Among the records that follow, count the lines with the string "Safety"; report only that count.

——————————

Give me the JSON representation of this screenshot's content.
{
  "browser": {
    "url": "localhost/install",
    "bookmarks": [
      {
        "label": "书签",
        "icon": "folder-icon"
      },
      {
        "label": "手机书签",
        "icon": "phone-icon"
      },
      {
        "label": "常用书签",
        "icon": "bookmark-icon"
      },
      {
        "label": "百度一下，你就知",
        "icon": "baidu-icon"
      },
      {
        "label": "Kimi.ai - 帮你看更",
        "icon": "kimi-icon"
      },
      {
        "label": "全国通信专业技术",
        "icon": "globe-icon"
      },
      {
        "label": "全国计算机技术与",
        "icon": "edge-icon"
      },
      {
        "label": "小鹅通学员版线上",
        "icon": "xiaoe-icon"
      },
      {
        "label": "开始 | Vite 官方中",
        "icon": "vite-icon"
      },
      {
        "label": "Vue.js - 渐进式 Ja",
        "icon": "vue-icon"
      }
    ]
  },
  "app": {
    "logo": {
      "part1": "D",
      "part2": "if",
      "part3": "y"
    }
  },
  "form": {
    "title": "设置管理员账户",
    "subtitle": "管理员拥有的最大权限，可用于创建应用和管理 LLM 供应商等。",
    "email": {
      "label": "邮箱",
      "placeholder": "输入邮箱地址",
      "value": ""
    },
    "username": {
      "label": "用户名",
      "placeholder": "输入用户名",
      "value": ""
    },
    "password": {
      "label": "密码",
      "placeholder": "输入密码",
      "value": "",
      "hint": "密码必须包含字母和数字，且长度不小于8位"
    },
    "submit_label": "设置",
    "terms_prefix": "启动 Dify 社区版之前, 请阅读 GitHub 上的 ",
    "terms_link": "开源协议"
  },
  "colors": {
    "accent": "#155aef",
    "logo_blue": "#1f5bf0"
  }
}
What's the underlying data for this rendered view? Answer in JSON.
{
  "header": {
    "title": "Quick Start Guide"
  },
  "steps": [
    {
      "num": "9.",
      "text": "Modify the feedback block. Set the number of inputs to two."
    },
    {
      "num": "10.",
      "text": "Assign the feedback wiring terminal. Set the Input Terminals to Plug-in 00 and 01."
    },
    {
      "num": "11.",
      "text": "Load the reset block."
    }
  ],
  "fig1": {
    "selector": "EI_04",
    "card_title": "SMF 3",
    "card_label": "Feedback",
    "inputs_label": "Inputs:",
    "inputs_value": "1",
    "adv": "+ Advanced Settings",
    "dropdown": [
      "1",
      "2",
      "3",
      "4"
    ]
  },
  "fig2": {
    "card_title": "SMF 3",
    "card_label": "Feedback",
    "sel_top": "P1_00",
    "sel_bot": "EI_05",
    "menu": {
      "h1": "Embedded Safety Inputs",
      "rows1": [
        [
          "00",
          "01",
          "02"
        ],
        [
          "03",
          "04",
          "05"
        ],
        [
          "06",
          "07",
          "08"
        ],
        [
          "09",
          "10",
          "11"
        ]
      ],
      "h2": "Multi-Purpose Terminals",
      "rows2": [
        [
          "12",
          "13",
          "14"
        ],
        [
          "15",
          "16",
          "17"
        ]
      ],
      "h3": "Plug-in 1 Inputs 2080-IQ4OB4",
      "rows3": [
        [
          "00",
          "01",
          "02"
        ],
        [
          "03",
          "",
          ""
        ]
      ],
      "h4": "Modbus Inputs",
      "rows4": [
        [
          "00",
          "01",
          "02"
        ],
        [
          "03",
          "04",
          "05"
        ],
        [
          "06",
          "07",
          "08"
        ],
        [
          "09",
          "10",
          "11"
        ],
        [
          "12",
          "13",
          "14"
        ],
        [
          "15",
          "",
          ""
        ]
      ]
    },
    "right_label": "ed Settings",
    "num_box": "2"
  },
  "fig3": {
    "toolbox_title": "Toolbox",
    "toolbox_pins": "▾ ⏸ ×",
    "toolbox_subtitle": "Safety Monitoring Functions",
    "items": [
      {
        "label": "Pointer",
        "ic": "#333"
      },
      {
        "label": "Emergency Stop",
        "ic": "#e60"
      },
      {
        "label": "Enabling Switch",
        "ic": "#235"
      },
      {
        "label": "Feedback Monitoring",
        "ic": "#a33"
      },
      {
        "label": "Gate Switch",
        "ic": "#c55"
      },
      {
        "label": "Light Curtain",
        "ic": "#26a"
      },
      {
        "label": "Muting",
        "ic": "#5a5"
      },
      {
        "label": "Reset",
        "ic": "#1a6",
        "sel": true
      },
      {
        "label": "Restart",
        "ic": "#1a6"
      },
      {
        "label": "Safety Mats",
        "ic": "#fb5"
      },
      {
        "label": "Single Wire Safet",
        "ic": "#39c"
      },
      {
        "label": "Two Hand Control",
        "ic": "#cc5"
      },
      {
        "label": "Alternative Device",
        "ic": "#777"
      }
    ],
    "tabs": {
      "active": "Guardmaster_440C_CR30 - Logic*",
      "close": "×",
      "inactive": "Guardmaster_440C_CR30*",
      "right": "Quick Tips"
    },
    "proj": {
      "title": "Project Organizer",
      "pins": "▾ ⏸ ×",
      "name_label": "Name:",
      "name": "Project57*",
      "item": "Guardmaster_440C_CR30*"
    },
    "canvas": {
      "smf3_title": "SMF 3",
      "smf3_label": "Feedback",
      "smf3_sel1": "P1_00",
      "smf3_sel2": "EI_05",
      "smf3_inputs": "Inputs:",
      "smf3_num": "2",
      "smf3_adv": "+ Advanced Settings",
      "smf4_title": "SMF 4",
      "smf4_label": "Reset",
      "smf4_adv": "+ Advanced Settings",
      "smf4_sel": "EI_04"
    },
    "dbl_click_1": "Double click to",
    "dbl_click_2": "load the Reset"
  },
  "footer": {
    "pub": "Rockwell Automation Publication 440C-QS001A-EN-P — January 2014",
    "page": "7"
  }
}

——————————

__Correct output__
3